Work instructions
Without the pictures, set down every line of the data exactly.

Data entries
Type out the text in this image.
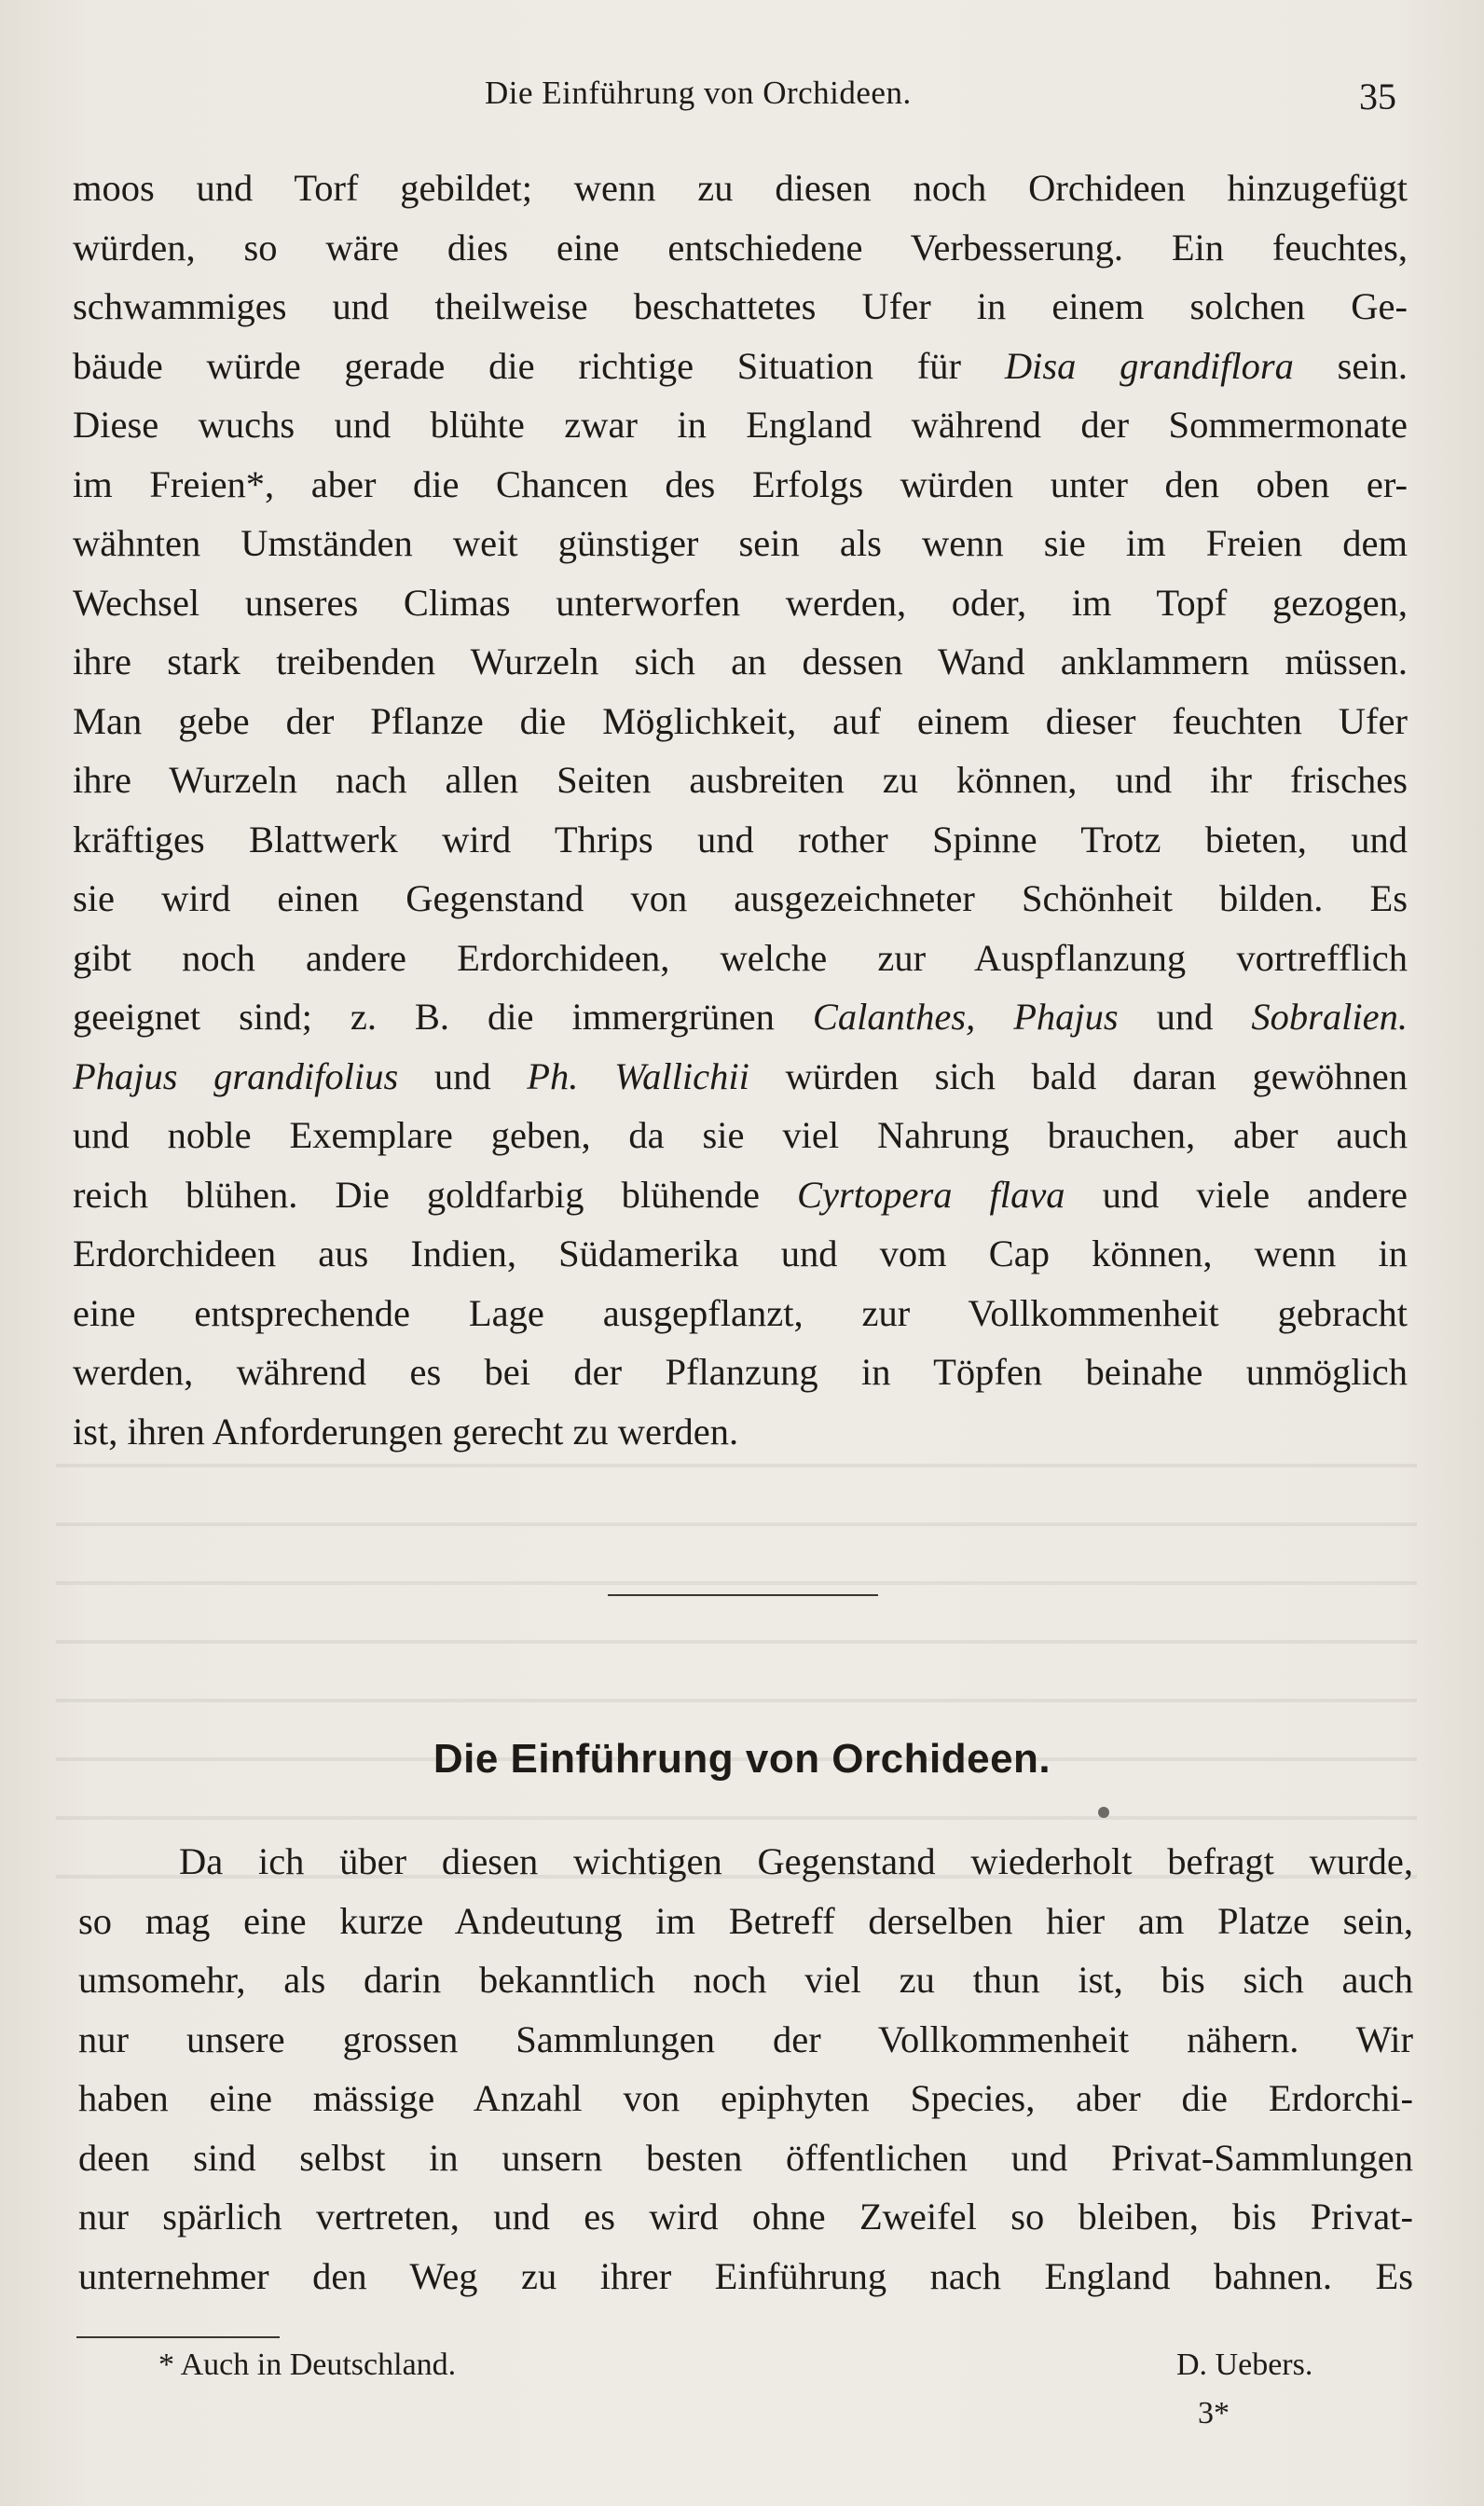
Die Einführung von Orchideen.	35
moos und Torf gebildet; wenn zu diesen noch Orchideen hinzugefügt
würden, so wäre dies eine entschiedene Verbesserung. Ein feuchtes,
schwammiges und theilweise beschattetes Ufer in einem solchen Ge-
bäude würde gerade die richtige Situation für Disa grandiflora sein.
Diese wuchs und blühte zwar in England während der Sommermonate
im Freien*, aber die Chancen des Erfolgs würden unter den oben er-
wähnten Umständen weit günstiger sein als wenn sie im Freien dem
Wechsel unseres Climas unterworfen werden, oder, im Topf gezogen,
ihre stark treibenden Wurzeln sich an dessen Wand anklammern müssen.
Man gebe der Pflanze die Möglichkeit, auf einem dieser feuchten Ufer
ihre Wurzeln nach allen Seiten ausbreiten zu können, und ihr frisches
kräftiges Blattwerk wird Thrips und rother Spinne Trotz bieten, und
sie wird einen Gegenstand von ausgezeichneter Schönheit bilden. Es
gibt noch andere Erdorchideen, welche zur Auspflanzung vortrefflich
geeignet sind; z. B. die immergrünen Calanthes, Phajus und Sobralien.
Phajus grandifolius und Ph. Wallichii würden sich bald daran gewöhnen
und noble Exemplare geben, da sie viel Nahrung brauchen, aber auch
reich blühen. Die goldfarbig blühende Cyrtopera flava und viele andere
Erdorchideen aus Indien, Südamerika und vom Cap können, wenn in
eine entsprechende Lage ausgepflanzt, zur Vollkommenheit gebracht
werden, während es bei der Pflanzung in Töpfen beinahe unmöglich
ist, ihren Anforderungen gerecht zu werden.
Die Einführung von Orchideen.
Da ich über diesen wichtigen Gegenstand wiederholt befragt wurde,
so mag eine kurze Andeutung im Betreff derselben hier am Platze sein,
umsomehr, als darin bekanntlich noch viel zu thun ist, bis sich auch
nur unsere grossen Sammlungen der Vollkommenheit nähern. Wir
haben eine mässige Anzahl von epiphyten Species, aber die Erdorchi-
deen sind selbst in unsern besten öffentlichen und Privat-Sammlungen
nur spärlich vertreten, und es wird ohne Zweifel so bleiben, bis Privat-
unternehmer den Weg zu ihrer Einführung nach England bahnen. Es
* Auch in Deutschland.	D. Uebers.
3*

Task response
Type out the text in this image.
Die Einführung von Orchideen.	35
moos und Torf gebildet; wenn zu diesen noch Orchideen hinzugefügt
würden, so wäre dies eine entschiedene Verbesserung. Ein feuchtes,
schwammiges und theilweise beschattetes Ufer in einem solchen Ge-
bäude würde gerade die richtige Situation für Disa grandiflora sein.
Diese wuchs und blühte zwar in England während der Sommermonate
im Freien*, aber die Chancen des Erfolgs würden unter den oben er-
wähnten Umständen weit günstiger sein als wenn sie im Freien dem
Wechsel unseres Climas unterworfen werden, oder, im Topf gezogen,
ihre stark treibenden Wurzeln sich an dessen Wand anklammern müssen.
Man gebe der Pflanze die Möglichkeit, auf einem dieser feuchten Ufer
ihre Wurzeln nach allen Seiten ausbreiten zu können, und ihr frisches
kräftiges Blattwerk wird Thrips und rother Spinne Trotz bieten, und
sie wird einen Gegenstand von ausgezeichneter Schönheit bilden. Es
gibt noch andere Erdorchideen, welche zur Auspflanzung vortrefflich
geeignet sind; z. B. die immergrünen Calanthes, Phajus und Sobralien.
Phajus grandifolius und Ph. Wallichii würden sich bald daran gewöhnen
und noble Exemplare geben, da sie viel Nahrung brauchen, aber auch
reich blühen. Die goldfarbig blühende Cyrtopera flava und viele andere
Erdorchideen aus Indien, Südamerika und vom Cap können, wenn in
eine entsprechende Lage ausgepflanzt, zur Vollkommenheit gebracht
werden, während es bei der Pflanzung in Töpfen beinahe unmöglich
ist, ihren Anforderungen gerecht zu werden.
Die Einführung von Orchideen.
Da ich über diesen wichtigen Gegenstand wiederholt befragt wurde,
so mag eine kurze Andeutung im Betreff derselben hier am Platze sein,
umsomehr, als darin bekanntlich noch viel zu thun ist, bis sich auch
nur unsere grossen Sammlungen der Vollkommenheit nähern. Wir
haben eine mässige Anzahl von epiphyten Species, aber die Erdorchi-
deen sind selbst in unsern besten öffentlichen und Privat-Sammlungen
nur spärlich vertreten, und es wird ohne Zweifel so bleiben, bis Privat-
unternehmer den Weg zu ihrer Einführung nach England bahnen. Es
* Auch in Deutschland.	D. Uebers.
3*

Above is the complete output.